Dataset records
====

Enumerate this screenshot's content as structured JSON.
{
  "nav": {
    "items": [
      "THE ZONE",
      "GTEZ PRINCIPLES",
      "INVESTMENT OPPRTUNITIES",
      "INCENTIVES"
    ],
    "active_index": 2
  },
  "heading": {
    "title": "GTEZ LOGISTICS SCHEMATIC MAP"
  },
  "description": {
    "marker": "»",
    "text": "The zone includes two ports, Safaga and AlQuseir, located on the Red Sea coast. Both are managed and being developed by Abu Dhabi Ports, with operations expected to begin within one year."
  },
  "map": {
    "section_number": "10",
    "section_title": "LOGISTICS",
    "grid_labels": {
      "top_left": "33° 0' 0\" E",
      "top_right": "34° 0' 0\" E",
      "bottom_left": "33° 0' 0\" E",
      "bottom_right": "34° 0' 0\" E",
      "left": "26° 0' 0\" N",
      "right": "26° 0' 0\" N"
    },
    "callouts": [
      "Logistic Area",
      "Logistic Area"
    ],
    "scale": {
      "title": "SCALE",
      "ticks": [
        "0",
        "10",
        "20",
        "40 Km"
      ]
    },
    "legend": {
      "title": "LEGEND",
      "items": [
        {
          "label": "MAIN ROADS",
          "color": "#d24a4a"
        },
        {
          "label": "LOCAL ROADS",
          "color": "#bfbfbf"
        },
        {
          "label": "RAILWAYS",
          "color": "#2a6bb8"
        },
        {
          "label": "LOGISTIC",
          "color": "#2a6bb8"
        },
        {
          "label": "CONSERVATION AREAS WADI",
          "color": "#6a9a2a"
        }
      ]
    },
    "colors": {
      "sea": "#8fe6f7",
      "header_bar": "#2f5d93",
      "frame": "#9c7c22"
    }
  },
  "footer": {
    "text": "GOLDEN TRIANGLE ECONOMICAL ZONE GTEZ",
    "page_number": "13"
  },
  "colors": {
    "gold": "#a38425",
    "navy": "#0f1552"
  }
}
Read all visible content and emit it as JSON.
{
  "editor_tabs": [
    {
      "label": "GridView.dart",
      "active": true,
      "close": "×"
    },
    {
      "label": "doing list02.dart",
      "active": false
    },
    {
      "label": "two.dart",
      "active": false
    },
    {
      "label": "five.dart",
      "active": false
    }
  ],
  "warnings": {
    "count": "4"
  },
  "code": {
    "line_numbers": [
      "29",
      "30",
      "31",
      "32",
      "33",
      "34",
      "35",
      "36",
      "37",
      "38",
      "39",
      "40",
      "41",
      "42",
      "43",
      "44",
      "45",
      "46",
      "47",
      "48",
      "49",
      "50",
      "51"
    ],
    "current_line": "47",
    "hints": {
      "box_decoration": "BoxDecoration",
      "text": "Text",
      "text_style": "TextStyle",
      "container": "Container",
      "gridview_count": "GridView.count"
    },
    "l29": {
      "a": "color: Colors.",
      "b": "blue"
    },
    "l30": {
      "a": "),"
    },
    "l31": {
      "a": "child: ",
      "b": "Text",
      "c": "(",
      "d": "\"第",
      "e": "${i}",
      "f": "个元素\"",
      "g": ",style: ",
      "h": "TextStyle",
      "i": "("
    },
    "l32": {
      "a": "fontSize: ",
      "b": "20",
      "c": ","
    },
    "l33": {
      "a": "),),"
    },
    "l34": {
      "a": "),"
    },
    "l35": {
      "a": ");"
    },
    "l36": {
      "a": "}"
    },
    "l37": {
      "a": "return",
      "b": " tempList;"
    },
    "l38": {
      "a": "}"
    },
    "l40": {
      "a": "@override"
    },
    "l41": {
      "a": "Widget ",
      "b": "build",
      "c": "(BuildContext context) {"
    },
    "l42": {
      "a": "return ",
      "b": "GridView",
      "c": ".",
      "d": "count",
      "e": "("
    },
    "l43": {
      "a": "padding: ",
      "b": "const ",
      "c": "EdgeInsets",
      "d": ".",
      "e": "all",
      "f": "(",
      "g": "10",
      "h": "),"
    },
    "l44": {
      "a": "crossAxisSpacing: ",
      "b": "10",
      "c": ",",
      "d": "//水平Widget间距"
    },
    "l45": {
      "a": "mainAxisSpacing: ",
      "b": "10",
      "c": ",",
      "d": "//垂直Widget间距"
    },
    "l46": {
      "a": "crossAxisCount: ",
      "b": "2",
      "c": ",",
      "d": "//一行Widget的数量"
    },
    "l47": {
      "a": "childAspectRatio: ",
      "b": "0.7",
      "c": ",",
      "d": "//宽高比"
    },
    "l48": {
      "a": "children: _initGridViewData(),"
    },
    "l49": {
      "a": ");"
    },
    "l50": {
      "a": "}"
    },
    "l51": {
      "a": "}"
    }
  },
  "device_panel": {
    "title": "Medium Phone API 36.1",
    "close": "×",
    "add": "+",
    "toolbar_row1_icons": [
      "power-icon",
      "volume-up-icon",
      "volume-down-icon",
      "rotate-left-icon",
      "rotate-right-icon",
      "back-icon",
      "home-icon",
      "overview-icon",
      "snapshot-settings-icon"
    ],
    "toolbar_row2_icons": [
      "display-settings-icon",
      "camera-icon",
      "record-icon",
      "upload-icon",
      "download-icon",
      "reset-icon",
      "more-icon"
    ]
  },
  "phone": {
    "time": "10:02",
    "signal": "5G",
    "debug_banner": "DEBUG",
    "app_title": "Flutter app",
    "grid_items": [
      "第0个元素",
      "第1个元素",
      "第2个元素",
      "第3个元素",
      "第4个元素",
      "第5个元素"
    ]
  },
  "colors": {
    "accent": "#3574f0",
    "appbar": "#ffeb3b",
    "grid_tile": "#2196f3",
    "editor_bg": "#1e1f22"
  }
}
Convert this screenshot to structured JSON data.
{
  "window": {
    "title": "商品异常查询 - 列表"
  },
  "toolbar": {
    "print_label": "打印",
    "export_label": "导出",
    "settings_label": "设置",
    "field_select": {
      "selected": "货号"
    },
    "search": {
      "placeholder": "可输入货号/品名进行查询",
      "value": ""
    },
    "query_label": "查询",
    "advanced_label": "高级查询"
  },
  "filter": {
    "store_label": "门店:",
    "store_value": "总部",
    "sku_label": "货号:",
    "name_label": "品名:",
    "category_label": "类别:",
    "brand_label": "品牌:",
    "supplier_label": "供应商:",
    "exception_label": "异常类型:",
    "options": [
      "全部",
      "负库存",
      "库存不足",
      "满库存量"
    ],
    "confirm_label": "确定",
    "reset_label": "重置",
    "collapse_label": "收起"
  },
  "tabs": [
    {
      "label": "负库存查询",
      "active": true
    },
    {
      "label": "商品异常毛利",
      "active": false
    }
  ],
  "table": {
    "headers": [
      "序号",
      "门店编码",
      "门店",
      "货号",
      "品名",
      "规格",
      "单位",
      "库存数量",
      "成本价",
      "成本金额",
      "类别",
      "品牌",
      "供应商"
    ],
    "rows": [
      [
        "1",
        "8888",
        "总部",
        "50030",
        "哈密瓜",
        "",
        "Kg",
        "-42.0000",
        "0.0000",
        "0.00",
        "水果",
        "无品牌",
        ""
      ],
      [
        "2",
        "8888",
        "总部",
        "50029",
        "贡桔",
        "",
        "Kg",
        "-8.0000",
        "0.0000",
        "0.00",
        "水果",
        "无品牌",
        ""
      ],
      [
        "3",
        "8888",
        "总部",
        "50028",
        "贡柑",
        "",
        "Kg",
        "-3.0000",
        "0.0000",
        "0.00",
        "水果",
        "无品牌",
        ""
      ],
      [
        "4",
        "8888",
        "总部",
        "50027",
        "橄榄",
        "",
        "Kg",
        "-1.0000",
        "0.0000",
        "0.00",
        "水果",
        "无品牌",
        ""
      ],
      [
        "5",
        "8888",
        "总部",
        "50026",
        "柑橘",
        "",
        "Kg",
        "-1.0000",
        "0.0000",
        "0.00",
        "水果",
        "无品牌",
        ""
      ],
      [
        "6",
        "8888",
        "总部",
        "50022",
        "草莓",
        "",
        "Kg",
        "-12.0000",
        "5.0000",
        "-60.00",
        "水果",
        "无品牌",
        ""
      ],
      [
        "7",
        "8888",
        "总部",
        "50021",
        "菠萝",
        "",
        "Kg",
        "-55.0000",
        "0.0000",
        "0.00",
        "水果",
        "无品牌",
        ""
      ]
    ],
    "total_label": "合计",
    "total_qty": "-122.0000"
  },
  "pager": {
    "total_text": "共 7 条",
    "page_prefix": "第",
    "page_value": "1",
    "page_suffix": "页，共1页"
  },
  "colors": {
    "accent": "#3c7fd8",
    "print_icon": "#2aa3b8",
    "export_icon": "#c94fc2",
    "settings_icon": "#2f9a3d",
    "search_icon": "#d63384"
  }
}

====

• Problem
Select every line where the word "dart" occurs.

• Answer for this exercise
      "label": "GridView.dart",
      "label": "doing list02.dart",
      "label": "two.dart",
      "label": "five.dart",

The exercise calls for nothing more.